| THE TASK |
Give back the entire listing verbatim.
╔══
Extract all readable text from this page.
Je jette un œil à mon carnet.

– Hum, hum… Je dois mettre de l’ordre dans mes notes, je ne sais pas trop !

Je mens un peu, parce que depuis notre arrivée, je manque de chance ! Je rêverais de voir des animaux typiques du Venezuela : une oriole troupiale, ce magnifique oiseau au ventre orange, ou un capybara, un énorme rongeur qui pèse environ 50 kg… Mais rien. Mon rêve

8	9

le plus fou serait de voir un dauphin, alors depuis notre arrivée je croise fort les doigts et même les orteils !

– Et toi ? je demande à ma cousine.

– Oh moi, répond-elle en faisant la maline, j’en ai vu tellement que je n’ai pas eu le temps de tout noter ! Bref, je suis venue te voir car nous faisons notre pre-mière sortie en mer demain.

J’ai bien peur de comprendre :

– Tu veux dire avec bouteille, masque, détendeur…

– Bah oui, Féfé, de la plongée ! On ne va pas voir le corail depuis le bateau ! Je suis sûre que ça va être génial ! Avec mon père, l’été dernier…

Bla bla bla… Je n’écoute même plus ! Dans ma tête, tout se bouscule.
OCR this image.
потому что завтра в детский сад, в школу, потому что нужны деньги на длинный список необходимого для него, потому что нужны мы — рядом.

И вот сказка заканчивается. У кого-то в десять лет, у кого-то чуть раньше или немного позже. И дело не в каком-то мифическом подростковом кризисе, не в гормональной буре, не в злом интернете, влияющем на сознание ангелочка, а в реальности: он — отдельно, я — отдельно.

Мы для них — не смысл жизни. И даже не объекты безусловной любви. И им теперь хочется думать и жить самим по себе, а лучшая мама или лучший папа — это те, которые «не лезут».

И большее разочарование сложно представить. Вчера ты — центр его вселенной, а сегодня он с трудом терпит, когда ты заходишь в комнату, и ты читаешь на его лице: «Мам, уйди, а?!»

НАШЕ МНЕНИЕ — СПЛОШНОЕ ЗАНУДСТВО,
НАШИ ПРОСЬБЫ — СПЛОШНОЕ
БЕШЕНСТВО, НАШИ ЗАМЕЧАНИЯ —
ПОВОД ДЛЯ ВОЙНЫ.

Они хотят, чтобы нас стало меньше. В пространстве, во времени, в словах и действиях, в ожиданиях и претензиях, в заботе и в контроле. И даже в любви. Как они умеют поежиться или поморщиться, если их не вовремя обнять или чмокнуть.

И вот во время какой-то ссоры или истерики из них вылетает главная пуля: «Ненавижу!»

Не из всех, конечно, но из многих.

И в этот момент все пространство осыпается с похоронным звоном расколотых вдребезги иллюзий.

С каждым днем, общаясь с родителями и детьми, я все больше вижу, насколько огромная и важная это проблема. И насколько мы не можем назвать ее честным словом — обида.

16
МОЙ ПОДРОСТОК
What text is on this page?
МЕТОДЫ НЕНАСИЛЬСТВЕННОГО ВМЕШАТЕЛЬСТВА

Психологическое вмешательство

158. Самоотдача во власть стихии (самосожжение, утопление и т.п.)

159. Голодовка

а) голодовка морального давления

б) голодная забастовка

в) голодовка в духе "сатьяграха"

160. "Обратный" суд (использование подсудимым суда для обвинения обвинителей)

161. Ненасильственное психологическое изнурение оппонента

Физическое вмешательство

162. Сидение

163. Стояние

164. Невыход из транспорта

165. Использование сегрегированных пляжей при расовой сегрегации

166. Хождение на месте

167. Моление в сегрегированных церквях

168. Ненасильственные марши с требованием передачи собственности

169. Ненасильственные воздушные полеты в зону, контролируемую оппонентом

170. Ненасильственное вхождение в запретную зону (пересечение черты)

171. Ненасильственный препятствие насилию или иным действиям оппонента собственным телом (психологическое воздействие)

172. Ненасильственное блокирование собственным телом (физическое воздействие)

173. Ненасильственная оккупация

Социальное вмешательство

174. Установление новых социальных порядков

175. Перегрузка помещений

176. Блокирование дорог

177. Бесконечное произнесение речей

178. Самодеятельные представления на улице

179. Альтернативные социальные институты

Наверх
╚══
| COMPLETE RESPONSE |
Extract all readable text from this page.
Je jette un œil à mon carnet.

– Hum, hum… Je dois mettre de l’ordre dans mes notes, je ne sais pas trop !

Je mens un peu, parce que depuis notre arrivée, je manque de chance ! Je rêverais de voir des animaux typiques du Venezuela : une oriole troupiale, ce magnifique oiseau au ventre orange, ou un capybara, un énorme rongeur qui pèse environ 50 kg… Mais rien. Mon rêve

8	9

le plus fou serait de voir un dauphin, alors depuis notre arrivée je croise fort les doigts et même les orteils !

– Et toi ? je demande à ma cousine.

– Oh moi, répond-elle en faisant la maline, j’en ai vu tellement que je n’ai pas eu le temps de tout noter ! Bref, je suis venue te voir car nous faisons notre pre-mière sortie en mer demain.

J’ai bien peur de comprendre :

– Tu veux dire avec bouteille, masque, détendeur…

– Bah oui, Féfé, de la plongée ! On ne va pas voir le corail depuis le bateau ! Je suis sûre que ça va être génial ! Avec mon père, l’été dernier…

Bla bla bla… Je n’écoute même plus ! Dans ma tête, tout se bouscule.
OCR this image.
потому что завтра в детский сад, в школу, потому что нужны деньги на длинный список необходимого для него, потому что нужны мы — рядом.

И вот сказка заканчивается. У кого-то в десять лет, у кого-то чуть раньше или немного позже. И дело не в каком-то мифическом подростковом кризисе, не в гормональной буре, не в злом интернете, влияющем на сознание ангелочка, а в реальности: он — отдельно, я — отдельно.

Мы для них — не смысл жизни. И даже не объекты безусловной любви. И им теперь хочется думать и жить самим по себе, а лучшая мама или лучший папа — это те, которые «не лезут».

И большее разочарование сложно представить. Вчера ты — центр его вселенной, а сегодня он с трудом терпит, когда ты заходишь в комнату, и ты читаешь на его лице: «Мам, уйди, а?!»

НАШЕ МНЕНИЕ — СПЛОШНОЕ ЗАНУДСТВО,
НАШИ ПРОСЬБЫ — СПЛОШНОЕ
БЕШЕНСТВО, НАШИ ЗАМЕЧАНИЯ —
ПОВОД ДЛЯ ВОЙНЫ.

Они хотят, чтобы нас стало меньше. В пространстве, во времени, в словах и действиях, в ожиданиях и претензиях, в заботе и в контроле. И даже в любви. Как они умеют поежиться или поморщиться, если их не вовремя обнять или чмокнуть.

И вот во время какой-то ссоры или истерики из них вылетает главная пуля: «Ненавижу!»

Не из всех, конечно, но из многих.

И в этот момент все пространство осыпается с похоронным звоном расколотых вдребезги иллюзий.

С каждым днем, общаясь с родителями и детьми, я все больше вижу, насколько огромная и важная это проблема. И насколько мы не можем назвать ее честным словом — обида.

16
МОЙ ПОДРОСТОК
What text is on this page?
МЕТОДЫ НЕНАСИЛЬСТВЕННОГО ВМЕШАТЕЛЬСТВА

Психологическое вмешательство

158. Самоотдача во власть стихии (самосожжение, утопление и т.п.)

159. Голодовка

а) голодовка морального давления

б) голодная забастовка

в) голодовка в духе "сатьяграха"

160. "Обратный" суд (использование подсудимым суда для обвинения обвинителей)

161. Ненасильственное психологическое изнурение оппонента

Физическое вмешательство

162. Сидение

163. Стояние

164. Невыход из транспорта

165. Использование сегрегированных пляжей при расовой сегрегации

166. Хождение на месте

167. Моление в сегрегированных церквях

168. Ненасильственные марши с требованием передачи собственности

169. Ненасильственные воздушные полеты в зону, контролируемую оппонентом

170. Ненасильственное вхождение в запретную зону (пересечение черты)

171. Ненасильственный препятствие насилию или иным действиям оппонента собственным телом (психологическое воздействие)

172. Ненасильственное блокирование собственным телом (физическое воздействие)

173. Ненасильственная оккупация

Социальное вмешательство

174. Установление новых социальных порядков

175. Перегрузка помещений

176. Блокирование дорог

177. Бесконечное произнесение речей

178. Самодеятельные представления на улице

179. Альтернативные социальные институты

Наверх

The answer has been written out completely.